**Request:**
Select all lines holding the word "ratio" from the entries that follow.

* begin Entries supplied *

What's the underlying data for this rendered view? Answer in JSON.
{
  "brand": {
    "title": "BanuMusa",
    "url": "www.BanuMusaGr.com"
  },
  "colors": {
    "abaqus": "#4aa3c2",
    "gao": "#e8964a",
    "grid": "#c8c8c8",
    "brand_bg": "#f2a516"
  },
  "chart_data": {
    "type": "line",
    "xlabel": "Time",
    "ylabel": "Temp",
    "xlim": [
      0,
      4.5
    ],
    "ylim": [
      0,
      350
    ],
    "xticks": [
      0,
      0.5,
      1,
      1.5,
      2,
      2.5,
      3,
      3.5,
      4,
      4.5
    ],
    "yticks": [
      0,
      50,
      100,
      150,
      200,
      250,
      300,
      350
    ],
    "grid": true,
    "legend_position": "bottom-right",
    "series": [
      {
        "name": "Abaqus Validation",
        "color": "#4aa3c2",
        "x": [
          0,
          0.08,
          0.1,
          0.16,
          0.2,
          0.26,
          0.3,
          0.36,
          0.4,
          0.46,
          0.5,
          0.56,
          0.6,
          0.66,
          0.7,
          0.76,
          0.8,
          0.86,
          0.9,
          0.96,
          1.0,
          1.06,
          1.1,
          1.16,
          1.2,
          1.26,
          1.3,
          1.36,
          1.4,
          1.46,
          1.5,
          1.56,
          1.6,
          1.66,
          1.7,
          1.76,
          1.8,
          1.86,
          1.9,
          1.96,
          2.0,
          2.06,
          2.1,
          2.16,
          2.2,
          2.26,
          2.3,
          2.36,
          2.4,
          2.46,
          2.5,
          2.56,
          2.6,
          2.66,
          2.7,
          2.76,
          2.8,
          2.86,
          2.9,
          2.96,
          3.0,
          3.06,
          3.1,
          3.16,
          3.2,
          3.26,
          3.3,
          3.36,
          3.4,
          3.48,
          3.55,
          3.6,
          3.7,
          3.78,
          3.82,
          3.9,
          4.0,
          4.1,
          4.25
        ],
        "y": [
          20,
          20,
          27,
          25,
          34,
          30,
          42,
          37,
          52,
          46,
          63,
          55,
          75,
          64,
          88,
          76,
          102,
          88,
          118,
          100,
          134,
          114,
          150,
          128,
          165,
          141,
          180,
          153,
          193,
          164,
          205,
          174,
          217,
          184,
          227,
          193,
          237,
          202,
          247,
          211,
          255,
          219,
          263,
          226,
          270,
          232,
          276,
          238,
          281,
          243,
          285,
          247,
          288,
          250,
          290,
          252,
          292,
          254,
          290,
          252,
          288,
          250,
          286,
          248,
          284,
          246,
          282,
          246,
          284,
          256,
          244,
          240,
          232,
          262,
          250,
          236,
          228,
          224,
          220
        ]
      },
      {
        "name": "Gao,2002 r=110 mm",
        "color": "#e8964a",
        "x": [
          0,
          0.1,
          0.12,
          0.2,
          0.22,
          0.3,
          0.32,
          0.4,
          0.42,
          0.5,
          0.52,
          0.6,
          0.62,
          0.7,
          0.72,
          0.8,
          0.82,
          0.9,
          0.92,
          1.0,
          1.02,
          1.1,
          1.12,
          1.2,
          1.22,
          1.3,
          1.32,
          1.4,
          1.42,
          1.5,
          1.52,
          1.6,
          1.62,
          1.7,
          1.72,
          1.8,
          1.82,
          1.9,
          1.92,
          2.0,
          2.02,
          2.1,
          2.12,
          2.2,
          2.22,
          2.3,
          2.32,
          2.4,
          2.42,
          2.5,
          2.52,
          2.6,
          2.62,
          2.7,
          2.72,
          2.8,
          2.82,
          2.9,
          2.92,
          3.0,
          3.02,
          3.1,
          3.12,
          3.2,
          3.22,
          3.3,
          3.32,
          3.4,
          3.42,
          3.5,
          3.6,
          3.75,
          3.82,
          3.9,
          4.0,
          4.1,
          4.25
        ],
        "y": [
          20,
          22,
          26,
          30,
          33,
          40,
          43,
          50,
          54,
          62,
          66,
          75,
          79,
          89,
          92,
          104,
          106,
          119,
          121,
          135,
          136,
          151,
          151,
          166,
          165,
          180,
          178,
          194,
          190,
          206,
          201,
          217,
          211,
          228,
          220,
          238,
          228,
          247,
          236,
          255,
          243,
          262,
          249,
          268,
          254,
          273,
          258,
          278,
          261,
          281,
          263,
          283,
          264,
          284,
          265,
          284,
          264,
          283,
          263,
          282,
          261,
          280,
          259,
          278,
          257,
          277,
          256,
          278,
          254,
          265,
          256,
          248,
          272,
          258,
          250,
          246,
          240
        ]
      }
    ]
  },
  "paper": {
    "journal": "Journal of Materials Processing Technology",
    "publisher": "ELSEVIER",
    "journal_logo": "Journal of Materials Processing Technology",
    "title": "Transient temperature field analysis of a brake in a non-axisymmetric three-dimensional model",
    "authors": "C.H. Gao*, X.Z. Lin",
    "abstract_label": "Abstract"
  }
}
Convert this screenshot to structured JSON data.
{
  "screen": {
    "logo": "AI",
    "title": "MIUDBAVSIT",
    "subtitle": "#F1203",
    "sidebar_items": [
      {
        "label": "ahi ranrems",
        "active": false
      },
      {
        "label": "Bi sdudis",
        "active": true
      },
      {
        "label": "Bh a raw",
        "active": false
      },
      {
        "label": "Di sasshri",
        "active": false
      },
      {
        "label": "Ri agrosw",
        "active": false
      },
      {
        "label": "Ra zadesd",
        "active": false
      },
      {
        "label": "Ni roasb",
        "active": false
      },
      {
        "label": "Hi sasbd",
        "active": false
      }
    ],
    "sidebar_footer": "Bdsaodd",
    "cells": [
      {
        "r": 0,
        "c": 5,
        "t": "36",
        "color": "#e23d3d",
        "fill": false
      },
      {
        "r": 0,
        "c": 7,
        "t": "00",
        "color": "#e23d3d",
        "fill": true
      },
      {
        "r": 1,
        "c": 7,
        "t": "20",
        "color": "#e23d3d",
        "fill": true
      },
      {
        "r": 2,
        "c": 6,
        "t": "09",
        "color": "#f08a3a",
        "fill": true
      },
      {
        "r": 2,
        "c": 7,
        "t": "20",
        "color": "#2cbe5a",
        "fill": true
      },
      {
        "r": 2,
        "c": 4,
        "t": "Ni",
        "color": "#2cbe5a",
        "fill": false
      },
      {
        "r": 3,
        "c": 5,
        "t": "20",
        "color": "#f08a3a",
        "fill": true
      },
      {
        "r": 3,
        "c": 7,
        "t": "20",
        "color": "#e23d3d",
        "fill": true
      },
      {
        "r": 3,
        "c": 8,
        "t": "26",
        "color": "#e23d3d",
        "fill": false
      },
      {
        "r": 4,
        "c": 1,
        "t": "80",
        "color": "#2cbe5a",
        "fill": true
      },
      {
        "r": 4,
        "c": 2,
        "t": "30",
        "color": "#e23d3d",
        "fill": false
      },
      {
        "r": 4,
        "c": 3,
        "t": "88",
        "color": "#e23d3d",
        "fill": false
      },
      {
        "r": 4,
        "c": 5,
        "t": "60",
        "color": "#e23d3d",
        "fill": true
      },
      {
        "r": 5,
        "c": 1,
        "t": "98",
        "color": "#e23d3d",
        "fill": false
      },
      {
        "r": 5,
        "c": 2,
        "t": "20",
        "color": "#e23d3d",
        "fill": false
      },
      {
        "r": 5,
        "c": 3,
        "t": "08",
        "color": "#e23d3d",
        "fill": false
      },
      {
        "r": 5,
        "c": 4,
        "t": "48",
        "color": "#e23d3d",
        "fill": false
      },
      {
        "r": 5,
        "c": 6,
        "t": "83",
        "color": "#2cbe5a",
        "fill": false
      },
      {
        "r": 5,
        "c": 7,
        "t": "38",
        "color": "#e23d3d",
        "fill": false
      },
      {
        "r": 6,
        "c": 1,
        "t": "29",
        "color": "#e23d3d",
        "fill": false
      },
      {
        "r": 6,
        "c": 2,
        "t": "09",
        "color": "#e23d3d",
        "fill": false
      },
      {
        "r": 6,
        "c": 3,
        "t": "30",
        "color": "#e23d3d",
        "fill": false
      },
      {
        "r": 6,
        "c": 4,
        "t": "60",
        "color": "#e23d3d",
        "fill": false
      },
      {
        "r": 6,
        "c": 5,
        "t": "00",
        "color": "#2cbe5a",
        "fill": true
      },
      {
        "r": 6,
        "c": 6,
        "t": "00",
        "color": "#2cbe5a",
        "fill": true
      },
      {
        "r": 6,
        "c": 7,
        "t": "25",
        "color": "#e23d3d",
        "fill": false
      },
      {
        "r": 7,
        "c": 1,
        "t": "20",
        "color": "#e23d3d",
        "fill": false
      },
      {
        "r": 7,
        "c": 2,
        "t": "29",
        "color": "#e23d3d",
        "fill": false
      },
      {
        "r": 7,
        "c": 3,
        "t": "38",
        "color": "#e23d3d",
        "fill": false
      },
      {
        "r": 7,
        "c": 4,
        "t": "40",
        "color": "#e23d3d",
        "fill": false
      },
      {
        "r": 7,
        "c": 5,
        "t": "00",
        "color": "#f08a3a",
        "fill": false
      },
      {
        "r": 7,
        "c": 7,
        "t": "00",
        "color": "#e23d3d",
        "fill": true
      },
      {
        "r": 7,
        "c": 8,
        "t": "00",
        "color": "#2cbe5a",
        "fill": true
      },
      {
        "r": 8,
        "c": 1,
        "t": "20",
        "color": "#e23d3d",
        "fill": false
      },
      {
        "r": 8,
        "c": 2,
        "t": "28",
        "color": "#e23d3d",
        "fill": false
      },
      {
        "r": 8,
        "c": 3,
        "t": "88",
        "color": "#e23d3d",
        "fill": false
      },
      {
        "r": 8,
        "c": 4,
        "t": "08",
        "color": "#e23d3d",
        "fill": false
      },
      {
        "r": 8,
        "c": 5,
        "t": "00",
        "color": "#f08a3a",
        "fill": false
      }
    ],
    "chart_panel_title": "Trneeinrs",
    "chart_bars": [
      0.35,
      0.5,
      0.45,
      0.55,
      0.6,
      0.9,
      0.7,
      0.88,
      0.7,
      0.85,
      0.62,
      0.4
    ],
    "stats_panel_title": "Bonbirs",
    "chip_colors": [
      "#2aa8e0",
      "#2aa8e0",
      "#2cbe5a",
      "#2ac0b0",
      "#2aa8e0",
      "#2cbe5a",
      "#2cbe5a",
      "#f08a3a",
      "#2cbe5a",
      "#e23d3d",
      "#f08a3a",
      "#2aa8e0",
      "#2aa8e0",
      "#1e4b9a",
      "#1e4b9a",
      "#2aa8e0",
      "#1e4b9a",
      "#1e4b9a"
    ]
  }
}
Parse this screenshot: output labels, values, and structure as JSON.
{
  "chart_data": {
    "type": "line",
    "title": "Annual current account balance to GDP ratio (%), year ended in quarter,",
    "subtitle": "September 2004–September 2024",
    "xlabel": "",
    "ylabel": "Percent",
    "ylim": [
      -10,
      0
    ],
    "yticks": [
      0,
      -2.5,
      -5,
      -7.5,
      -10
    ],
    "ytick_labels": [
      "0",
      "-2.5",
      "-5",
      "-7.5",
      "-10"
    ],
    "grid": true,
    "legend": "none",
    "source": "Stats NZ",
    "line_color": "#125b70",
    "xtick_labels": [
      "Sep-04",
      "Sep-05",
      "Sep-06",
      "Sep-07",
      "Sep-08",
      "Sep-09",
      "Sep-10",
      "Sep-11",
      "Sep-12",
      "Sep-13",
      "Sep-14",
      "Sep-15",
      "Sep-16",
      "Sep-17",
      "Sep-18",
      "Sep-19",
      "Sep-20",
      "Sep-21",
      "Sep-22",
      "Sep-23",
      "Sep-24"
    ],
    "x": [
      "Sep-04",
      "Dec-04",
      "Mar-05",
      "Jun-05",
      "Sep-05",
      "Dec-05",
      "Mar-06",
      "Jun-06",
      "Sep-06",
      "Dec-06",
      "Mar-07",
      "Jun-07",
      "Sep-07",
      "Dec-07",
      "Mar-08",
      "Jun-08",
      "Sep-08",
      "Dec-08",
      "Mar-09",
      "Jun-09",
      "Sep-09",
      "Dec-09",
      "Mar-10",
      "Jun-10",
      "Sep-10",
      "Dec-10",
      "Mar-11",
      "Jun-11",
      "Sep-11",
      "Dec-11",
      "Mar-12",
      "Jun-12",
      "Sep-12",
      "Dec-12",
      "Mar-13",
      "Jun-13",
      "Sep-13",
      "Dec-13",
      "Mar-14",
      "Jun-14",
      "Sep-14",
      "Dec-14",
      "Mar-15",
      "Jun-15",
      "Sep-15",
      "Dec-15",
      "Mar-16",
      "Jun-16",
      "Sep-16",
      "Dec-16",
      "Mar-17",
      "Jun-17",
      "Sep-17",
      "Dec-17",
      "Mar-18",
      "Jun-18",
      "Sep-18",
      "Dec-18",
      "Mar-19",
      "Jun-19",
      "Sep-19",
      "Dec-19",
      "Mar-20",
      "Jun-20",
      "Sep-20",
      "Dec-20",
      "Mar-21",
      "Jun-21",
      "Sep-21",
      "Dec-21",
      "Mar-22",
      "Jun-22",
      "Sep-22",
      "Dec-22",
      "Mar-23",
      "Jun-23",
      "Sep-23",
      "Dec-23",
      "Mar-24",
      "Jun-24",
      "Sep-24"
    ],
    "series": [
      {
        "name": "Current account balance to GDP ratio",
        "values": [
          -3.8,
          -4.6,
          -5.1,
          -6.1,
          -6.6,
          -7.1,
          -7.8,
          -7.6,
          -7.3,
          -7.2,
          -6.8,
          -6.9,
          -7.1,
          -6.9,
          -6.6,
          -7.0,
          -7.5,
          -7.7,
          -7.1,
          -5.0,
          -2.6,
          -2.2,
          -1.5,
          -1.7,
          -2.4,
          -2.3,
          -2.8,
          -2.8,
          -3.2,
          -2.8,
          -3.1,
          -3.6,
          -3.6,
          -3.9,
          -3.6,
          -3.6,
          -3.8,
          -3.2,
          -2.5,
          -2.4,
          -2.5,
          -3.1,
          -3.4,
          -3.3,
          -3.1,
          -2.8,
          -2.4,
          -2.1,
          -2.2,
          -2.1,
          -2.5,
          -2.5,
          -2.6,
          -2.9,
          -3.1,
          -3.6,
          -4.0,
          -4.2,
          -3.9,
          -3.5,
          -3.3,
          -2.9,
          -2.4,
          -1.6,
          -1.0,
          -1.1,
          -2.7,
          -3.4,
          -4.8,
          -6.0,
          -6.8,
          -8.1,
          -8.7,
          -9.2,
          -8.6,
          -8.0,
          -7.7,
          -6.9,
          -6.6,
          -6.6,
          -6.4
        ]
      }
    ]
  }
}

* end Entries supplied *

**Solved problem:**
    "title": "Annual current account balance to GDP ratio (%), year ended in quarter,",
        "name": "Current account balance to GDP ratio",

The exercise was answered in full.